## PROBLEM DETAILS
Output the data word for word, dropping every image.

--- Start TASK INPUTS ---

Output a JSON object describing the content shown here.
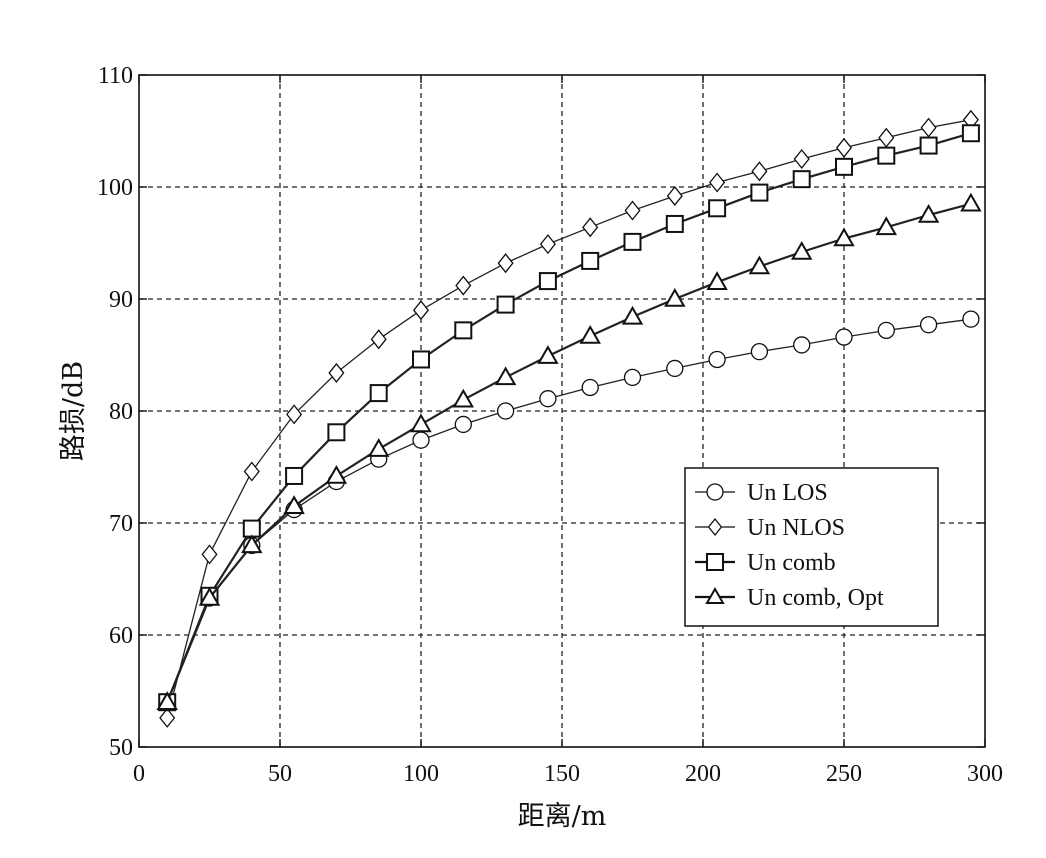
{
  "chart_data": {
    "type": "line",
    "xlabel": "距离/m",
    "ylabel": "路损/dB",
    "xlim": [
      0,
      300
    ],
    "ylim": [
      50,
      110
    ],
    "xticks": [
      "0",
      "50",
      "100",
      "150",
      "200",
      "250",
      "300"
    ],
    "yticks": [
      "50",
      "60",
      "70",
      "80",
      "90",
      "100",
      "110"
    ],
    "grid": true,
    "legend_position": "lower-right",
    "x": [
      10,
      25,
      40,
      55,
      70,
      85,
      100,
      115,
      130,
      145,
      160,
      175,
      190,
      205,
      220,
      235,
      250,
      265,
      280,
      295
    ],
    "series": [
      {
        "name": "Un LOS",
        "marker": "circle",
        "color": "#222222",
        "values": [
          54.0,
          63.3,
          68.0,
          71.2,
          73.7,
          75.7,
          77.4,
          78.8,
          80.0,
          81.1,
          82.1,
          83.0,
          83.8,
          84.6,
          85.3,
          85.9,
          86.6,
          87.2,
          87.7,
          88.2
        ]
      },
      {
        "name": "Un NLOS",
        "marker": "diamond",
        "color": "#222222",
        "values": [
          52.6,
          67.2,
          74.6,
          79.7,
          83.4,
          86.4,
          89.0,
          91.2,
          93.2,
          94.9,
          96.4,
          97.9,
          99.2,
          100.4,
          101.4,
          102.5,
          103.5,
          104.4,
          105.3,
          106.0
        ]
      },
      {
        "name": "Un comb",
        "marker": "square",
        "color": "#222222",
        "values": [
          54.0,
          63.5,
          69.5,
          74.2,
          78.1,
          81.6,
          84.6,
          87.2,
          89.5,
          91.6,
          93.4,
          95.1,
          96.7,
          98.1,
          99.5,
          100.7,
          101.8,
          102.8,
          103.7,
          104.8
        ]
      },
      {
        "name": "Un comb, Opt",
        "marker": "triangle",
        "color": "#222222",
        "values": [
          54.0,
          63.3,
          68.0,
          71.5,
          74.2,
          76.6,
          78.8,
          81.0,
          83.0,
          84.9,
          86.7,
          88.4,
          90.0,
          91.5,
          92.9,
          94.2,
          95.4,
          96.4,
          97.5,
          98.5
        ]
      }
    ]
  }
}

--- End TASK INPUTS ---

## REPLY TO THE EXERCISE
Output a JSON object describing the content shown here.
{
  "chart_data": {
    "type": "line",
    "xlabel": "距离/m",
    "ylabel": "路损/dB",
    "xlim": [
      0,
      300
    ],
    "ylim": [
      50,
      110
    ],
    "xticks": [
      "0",
      "50",
      "100",
      "150",
      "200",
      "250",
      "300"
    ],
    "yticks": [
      "50",
      "60",
      "70",
      "80",
      "90",
      "100",
      "110"
    ],
    "grid": true,
    "legend_position": "lower-right",
    "x": [
      10,
      25,
      40,
      55,
      70,
      85,
      100,
      115,
      130,
      145,
      160,
      175,
      190,
      205,
      220,
      235,
      250,
      265,
      280,
      295
    ],
    "series": [
      {
        "name": "Un LOS",
        "marker": "circle",
        "color": "#222222",
        "values": [
          54.0,
          63.3,
          68.0,
          71.2,
          73.7,
          75.7,
          77.4,
          78.8,
          80.0,
          81.1,
          82.1,
          83.0,
          83.8,
          84.6,
          85.3,
          85.9,
          86.6,
          87.2,
          87.7,
          88.2
        ]
      },
      {
        "name": "Un NLOS",
        "marker": "diamond",
        "color": "#222222",
        "values": [
          52.6,
          67.2,
          74.6,
          79.7,
          83.4,
          86.4,
          89.0,
          91.2,
          93.2,
          94.9,
          96.4,
          97.9,
          99.2,
          100.4,
          101.4,
          102.5,
          103.5,
          104.4,
          105.3,
          106.0
        ]
      },
      {
        "name": "Un comb",
        "marker": "square",
        "color": "#222222",
        "values": [
          54.0,
          63.5,
          69.5,
          74.2,
          78.1,
          81.6,
          84.6,
          87.2,
          89.5,
          91.6,
          93.4,
          95.1,
          96.7,
          98.1,
          99.5,
          100.7,
          101.8,
          102.8,
          103.7,
          104.8
        ]
      },
      {
        "name": "Un comb, Opt",
        "marker": "triangle",
        "color": "#222222",
        "values": [
          54.0,
          63.3,
          68.0,
          71.5,
          74.2,
          76.6,
          78.8,
          81.0,
          83.0,
          84.9,
          86.7,
          88.4,
          90.0,
          91.5,
          92.9,
          94.2,
          95.4,
          96.4,
          97.5,
          98.5
        ]
      }
    ]
  }
}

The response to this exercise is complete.